# Set exercise:
Output all the material that follows, exactly as given.
>>>>>
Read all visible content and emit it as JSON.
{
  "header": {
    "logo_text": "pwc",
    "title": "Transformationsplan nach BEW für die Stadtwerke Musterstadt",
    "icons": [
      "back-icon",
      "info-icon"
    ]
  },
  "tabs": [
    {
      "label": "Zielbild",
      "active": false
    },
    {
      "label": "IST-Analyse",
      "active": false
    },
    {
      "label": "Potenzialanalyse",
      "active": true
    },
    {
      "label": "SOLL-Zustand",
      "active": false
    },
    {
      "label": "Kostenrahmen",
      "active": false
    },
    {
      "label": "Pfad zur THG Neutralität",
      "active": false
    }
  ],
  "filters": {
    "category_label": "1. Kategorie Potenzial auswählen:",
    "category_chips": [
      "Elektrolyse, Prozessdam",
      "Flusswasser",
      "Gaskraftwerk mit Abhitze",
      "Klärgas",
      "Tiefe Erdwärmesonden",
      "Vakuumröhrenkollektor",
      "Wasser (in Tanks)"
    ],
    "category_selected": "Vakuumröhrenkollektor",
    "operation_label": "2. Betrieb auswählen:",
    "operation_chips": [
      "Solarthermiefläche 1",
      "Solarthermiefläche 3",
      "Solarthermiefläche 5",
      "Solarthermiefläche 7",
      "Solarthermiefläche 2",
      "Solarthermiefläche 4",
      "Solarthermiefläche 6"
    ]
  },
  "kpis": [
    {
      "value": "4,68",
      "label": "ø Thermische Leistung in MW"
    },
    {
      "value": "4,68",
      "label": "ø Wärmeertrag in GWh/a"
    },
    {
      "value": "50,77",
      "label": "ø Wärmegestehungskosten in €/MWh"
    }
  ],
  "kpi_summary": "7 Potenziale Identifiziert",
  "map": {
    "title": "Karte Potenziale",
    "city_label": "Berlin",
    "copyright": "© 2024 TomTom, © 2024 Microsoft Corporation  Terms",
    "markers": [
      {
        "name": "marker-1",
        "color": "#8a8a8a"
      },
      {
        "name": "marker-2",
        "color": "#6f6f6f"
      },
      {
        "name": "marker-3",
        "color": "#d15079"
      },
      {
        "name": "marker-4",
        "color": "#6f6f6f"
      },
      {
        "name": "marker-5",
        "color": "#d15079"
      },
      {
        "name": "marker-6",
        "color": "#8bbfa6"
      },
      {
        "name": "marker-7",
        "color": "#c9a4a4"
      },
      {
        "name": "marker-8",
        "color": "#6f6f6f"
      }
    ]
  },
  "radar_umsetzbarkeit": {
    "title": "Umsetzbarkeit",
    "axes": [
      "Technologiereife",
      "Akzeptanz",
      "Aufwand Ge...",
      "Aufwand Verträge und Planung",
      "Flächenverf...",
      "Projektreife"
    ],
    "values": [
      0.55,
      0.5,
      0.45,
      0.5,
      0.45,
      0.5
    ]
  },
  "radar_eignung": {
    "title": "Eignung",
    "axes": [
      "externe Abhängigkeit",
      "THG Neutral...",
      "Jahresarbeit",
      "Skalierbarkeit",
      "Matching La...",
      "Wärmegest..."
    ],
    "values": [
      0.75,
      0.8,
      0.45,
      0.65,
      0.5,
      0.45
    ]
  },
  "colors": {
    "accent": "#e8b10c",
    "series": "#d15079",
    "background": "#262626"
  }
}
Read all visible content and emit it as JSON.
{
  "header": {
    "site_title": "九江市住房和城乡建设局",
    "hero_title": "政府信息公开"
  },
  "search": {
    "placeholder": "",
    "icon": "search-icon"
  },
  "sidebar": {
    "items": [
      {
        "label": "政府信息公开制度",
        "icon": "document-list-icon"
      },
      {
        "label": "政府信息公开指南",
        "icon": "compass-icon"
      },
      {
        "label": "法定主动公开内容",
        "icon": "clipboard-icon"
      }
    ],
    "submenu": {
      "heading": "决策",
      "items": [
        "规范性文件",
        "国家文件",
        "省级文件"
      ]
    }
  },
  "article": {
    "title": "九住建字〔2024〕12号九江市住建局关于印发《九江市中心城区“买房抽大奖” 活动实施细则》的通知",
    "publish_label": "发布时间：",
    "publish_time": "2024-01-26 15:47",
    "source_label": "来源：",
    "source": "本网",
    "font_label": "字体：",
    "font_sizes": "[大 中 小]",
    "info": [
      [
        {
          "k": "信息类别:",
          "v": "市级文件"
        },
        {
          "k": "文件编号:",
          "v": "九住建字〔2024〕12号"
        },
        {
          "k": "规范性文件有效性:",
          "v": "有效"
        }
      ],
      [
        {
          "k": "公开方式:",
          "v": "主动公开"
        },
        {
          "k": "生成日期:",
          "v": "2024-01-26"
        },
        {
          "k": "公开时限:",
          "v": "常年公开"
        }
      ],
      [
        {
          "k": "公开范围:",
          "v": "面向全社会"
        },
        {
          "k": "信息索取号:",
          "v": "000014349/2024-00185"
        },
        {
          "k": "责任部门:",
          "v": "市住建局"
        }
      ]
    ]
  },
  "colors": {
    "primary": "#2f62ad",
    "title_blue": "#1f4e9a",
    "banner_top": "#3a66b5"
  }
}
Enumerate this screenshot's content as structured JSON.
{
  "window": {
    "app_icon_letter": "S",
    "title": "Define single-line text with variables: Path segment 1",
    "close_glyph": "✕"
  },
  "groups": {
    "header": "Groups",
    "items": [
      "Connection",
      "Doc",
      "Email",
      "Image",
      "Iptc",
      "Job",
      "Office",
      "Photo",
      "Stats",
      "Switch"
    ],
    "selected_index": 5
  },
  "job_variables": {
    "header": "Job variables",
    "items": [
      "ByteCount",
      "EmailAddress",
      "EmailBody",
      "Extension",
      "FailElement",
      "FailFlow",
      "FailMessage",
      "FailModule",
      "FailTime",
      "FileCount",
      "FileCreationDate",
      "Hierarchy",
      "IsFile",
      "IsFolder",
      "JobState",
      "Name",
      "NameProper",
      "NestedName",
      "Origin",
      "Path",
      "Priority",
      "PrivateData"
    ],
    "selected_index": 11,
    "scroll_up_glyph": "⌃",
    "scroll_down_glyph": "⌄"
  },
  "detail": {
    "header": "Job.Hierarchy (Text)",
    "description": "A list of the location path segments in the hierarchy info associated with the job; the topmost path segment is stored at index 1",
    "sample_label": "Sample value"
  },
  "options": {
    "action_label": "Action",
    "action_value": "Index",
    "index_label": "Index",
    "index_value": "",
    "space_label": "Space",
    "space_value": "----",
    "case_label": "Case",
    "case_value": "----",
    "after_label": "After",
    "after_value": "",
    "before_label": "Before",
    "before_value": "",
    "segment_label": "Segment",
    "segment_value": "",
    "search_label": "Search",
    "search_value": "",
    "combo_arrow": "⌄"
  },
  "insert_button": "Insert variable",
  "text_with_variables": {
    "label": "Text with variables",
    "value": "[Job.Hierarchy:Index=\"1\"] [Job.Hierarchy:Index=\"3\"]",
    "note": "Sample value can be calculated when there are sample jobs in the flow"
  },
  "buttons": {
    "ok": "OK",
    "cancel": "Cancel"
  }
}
<<<<<
# Exercise solution:
Read all visible content and emit it as JSON.
{
  "header": {
    "logo_text": "pwc",
    "title": "Transformationsplan nach BEW für die Stadtwerke Musterstadt",
    "icons": [
      "back-icon",
      "info-icon"
    ]
  },
  "tabs": [
    {
      "label": "Zielbild",
      "active": false
    },
    {
      "label": "IST-Analyse",
      "active": false
    },
    {
      "label": "Potenzialanalyse",
      "active": true
    },
    {
      "label": "SOLL-Zustand",
      "active": false
    },
    {
      "label": "Kostenrahmen",
      "active": false
    },
    {
      "label": "Pfad zur THG Neutralität",
      "active": false
    }
  ],
  "filters": {
    "category_label": "1. Kategorie Potenzial auswählen:",
    "category_chips": [
      "Elektrolyse, Prozessdam",
      "Flusswasser",
      "Gaskraftwerk mit Abhitze",
      "Klärgas",
      "Tiefe Erdwärmesonden",
      "Vakuumröhrenkollektor",
      "Wasser (in Tanks)"
    ],
    "category_selected": "Vakuumröhrenkollektor",
    "operation_label": "2. Betrieb auswählen:",
    "operation_chips": [
      "Solarthermiefläche 1",
      "Solarthermiefläche 3",
      "Solarthermiefläche 5",
      "Solarthermiefläche 7",
      "Solarthermiefläche 2",
      "Solarthermiefläche 4",
      "Solarthermiefläche 6"
    ]
  },
  "kpis": [
    {
      "value": "4,68",
      "label": "ø Thermische Leistung in MW"
    },
    {
      "value": "4,68",
      "label": "ø Wärmeertrag in GWh/a"
    },
    {
      "value": "50,77",
      "label": "ø Wärmegestehungskosten in €/MWh"
    }
  ],
  "kpi_summary": "7 Potenziale Identifiziert",
  "map": {
    "title": "Karte Potenziale",
    "city_label": "Berlin",
    "copyright": "© 2024 TomTom, © 2024 Microsoft Corporation  Terms",
    "markers": [
      {
        "name": "marker-1",
        "color": "#8a8a8a"
      },
      {
        "name": "marker-2",
        "color": "#6f6f6f"
      },
      {
        "name": "marker-3",
        "color": "#d15079"
      },
      {
        "name": "marker-4",
        "color": "#6f6f6f"
      },
      {
        "name": "marker-5",
        "color": "#d15079"
      },
      {
        "name": "marker-6",
        "color": "#8bbfa6"
      },
      {
        "name": "marker-7",
        "color": "#c9a4a4"
      },
      {
        "name": "marker-8",
        "color": "#6f6f6f"
      }
    ]
  },
  "radar_umsetzbarkeit": {
    "title": "Umsetzbarkeit",
    "axes": [
      "Technologiereife",
      "Akzeptanz",
      "Aufwand Ge...",
      "Aufwand Verträge und Planung",
      "Flächenverf...",
      "Projektreife"
    ],
    "values": [
      0.55,
      0.5,
      0.45,
      0.5,
      0.45,
      0.5
    ]
  },
  "radar_eignung": {
    "title": "Eignung",
    "axes": [
      "externe Abhängigkeit",
      "THG Neutral...",
      "Jahresarbeit",
      "Skalierbarkeit",
      "Matching La...",
      "Wärmegest..."
    ],
    "values": [
      0.75,
      0.8,
      0.45,
      0.65,
      0.5,
      0.45
    ]
  },
  "colors": {
    "accent": "#e8b10c",
    "series": "#d15079",
    "background": "#262626"
  }
}
Read all visible content and emit it as JSON.
{
  "header": {
    "site_title": "九江市住房和城乡建设局",
    "hero_title": "政府信息公开"
  },
  "search": {
    "placeholder": "",
    "icon": "search-icon"
  },
  "sidebar": {
    "items": [
      {
        "label": "政府信息公开制度",
        "icon": "document-list-icon"
      },
      {
        "label": "政府信息公开指南",
        "icon": "compass-icon"
      },
      {
        "label": "法定主动公开内容",
        "icon": "clipboard-icon"
      }
    ],
    "submenu": {
      "heading": "决策",
      "items": [
        "规范性文件",
        "国家文件",
        "省级文件"
      ]
    }
  },
  "article": {
    "title": "九住建字〔2024〕12号九江市住建局关于印发《九江市中心城区“买房抽大奖” 活动实施细则》的通知",
    "publish_label": "发布时间：",
    "publish_time": "2024-01-26 15:47",
    "source_label": "来源：",
    "source": "本网",
    "font_label": "字体：",
    "font_sizes": "[大 中 小]",
    "info": [
      [
        {
          "k": "信息类别:",
          "v": "市级文件"
        },
        {
          "k": "文件编号:",
          "v": "九住建字〔2024〕12号"
        },
        {
          "k": "规范性文件有效性:",
          "v": "有效"
        }
      ],
      [
        {
          "k": "公开方式:",
          "v": "主动公开"
        },
        {
          "k": "生成日期:",
          "v": "2024-01-26"
        },
        {
          "k": "公开时限:",
          "v": "常年公开"
        }
      ],
      [
        {
          "k": "公开范围:",
          "v": "面向全社会"
        },
        {
          "k": "信息索取号:",
          "v": "000014349/2024-00185"
        },
        {
          "k": "责任部门:",
          "v": "市住建局"
        }
      ]
    ]
  },
  "colors": {
    "primary": "#2f62ad",
    "title_blue": "#1f4e9a",
    "banner_top": "#3a66b5"
  }
}
Enumerate this screenshot's content as structured JSON.
{
  "window": {
    "app_icon_letter": "S",
    "title": "Define single-line text with variables: Path segment 1",
    "close_glyph": "✕"
  },
  "groups": {
    "header": "Groups",
    "items": [
      "Connection",
      "Doc",
      "Email",
      "Image",
      "Iptc",
      "Job",
      "Office",
      "Photo",
      "Stats",
      "Switch"
    ],
    "selected_index": 5
  },
  "job_variables": {
    "header": "Job variables",
    "items": [
      "ByteCount",
      "EmailAddress",
      "EmailBody",
      "Extension",
      "FailElement",
      "FailFlow",
      "FailMessage",
      "FailModule",
      "FailTime",
      "FileCount",
      "FileCreationDate",
      "Hierarchy",
      "IsFile",
      "IsFolder",
      "JobState",
      "Name",
      "NameProper",
      "NestedName",
      "Origin",
      "Path",
      "Priority",
      "PrivateData"
    ],
    "selected_index": 11,
    "scroll_up_glyph": "⌃",
    "scroll_down_glyph": "⌄"
  },
  "detail": {
    "header": "Job.Hierarchy (Text)",
    "description": "A list of the location path segments in the hierarchy info associated with the job; the topmost path segment is stored at index 1",
    "sample_label": "Sample value"
  },
  "options": {
    "action_label": "Action",
    "action_value": "Index",
    "index_label": "Index",
    "index_value": "",
    "space_label": "Space",
    "space_value": "----",
    "case_label": "Case",
    "case_value": "----",
    "after_label": "After",
    "after_value": "",
    "before_label": "Before",
    "before_value": "",
    "segment_label": "Segment",
    "segment_value": "",
    "search_label": "Search",
    "search_value": "",
    "combo_arrow": "⌄"
  },
  "insert_button": "Insert variable",
  "text_with_variables": {
    "label": "Text with variables",
    "value": "[Job.Hierarchy:Index=\"1\"] [Job.Hierarchy:Index=\"3\"]",
    "note": "Sample value can be calculated when there are sample jobs in the flow"
  },
  "buttons": {
    "ok": "OK",
    "cancel": "Cancel"
  }
}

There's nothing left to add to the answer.